Repeat the lines below exactly as they appear, but leave out the images.

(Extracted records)

......

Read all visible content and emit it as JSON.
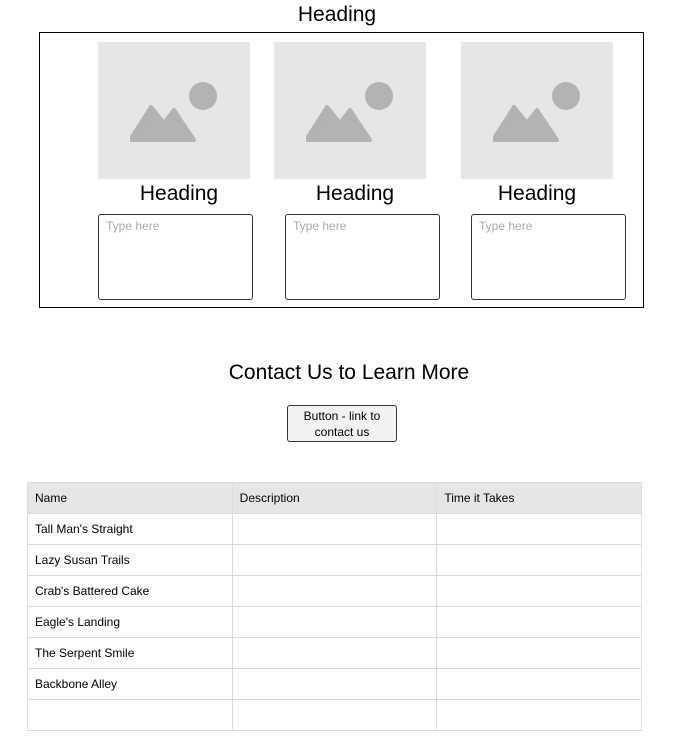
{
  "top_heading": "Heading",
  "cards": [
    {
      "heading": "Heading",
      "placeholder": "Type here",
      "image_icon": "image-placeholder-icon"
    },
    {
      "heading": "Heading",
      "placeholder": "Type here",
      "image_icon": "image-placeholder-icon"
    },
    {
      "heading": "Heading",
      "placeholder": "Type here",
      "image_icon": "image-placeholder-icon"
    }
  ],
  "contact": {
    "title": "Contact Us to Learn More",
    "button_label": "Button - link to contact us"
  },
  "table": {
    "headers": [
      "Name",
      "Description",
      "Time it Takes"
    ],
    "rows": [
      [
        "Tall Man's Straight",
        "",
        ""
      ],
      [
        "Lazy Susan Trails",
        "",
        ""
      ],
      [
        "Crab's Battered Cake",
        "",
        ""
      ],
      [
        "Eagle's Landing",
        "",
        ""
      ],
      [
        "The Serpent Smile",
        "",
        ""
      ],
      [
        "Backbone Alley",
        "",
        ""
      ],
      [
        "",
        "",
        ""
      ]
    ]
  },
  "colors": {
    "placeholder_bg": "#e6e6e6",
    "placeholder_shape": "#b3b3b3",
    "table_header_bg": "#e6e6e6",
    "button_bg": "#f2f2f2"
  }
}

......

* **Full solution**
Read all visible content and emit it as JSON.
{
  "top_heading": "Heading",
  "cards": [
    {
      "heading": "Heading",
      "placeholder": "Type here",
      "image_icon": "image-placeholder-icon"
    },
    {
      "heading": "Heading",
      "placeholder": "Type here",
      "image_icon": "image-placeholder-icon"
    },
    {
      "heading": "Heading",
      "placeholder": "Type here",
      "image_icon": "image-placeholder-icon"
    }
  ],
  "contact": {
    "title": "Contact Us to Learn More",
    "button_label": "Button - link to contact us"
  },
  "table": {
    "headers": [
      "Name",
      "Description",
      "Time it Takes"
    ],
    "rows": [
      [
        "Tall Man's Straight",
        "",
        ""
      ],
      [
        "Lazy Susan Trails",
        "",
        ""
      ],
      [
        "Crab's Battered Cake",
        "",
        ""
      ],
      [
        "Eagle's Landing",
        "",
        ""
      ],
      [
        "The Serpent Smile",
        "",
        ""
      ],
      [
        "Backbone Alley",
        "",
        ""
      ],
      [
        "",
        "",
        ""
      ]
    ]
  },
  "colors": {
    "placeholder_bg": "#e6e6e6",
    "placeholder_shape": "#b3b3b3",
    "table_header_bg": "#e6e6e6",
    "button_bg": "#f2f2f2"
  }
}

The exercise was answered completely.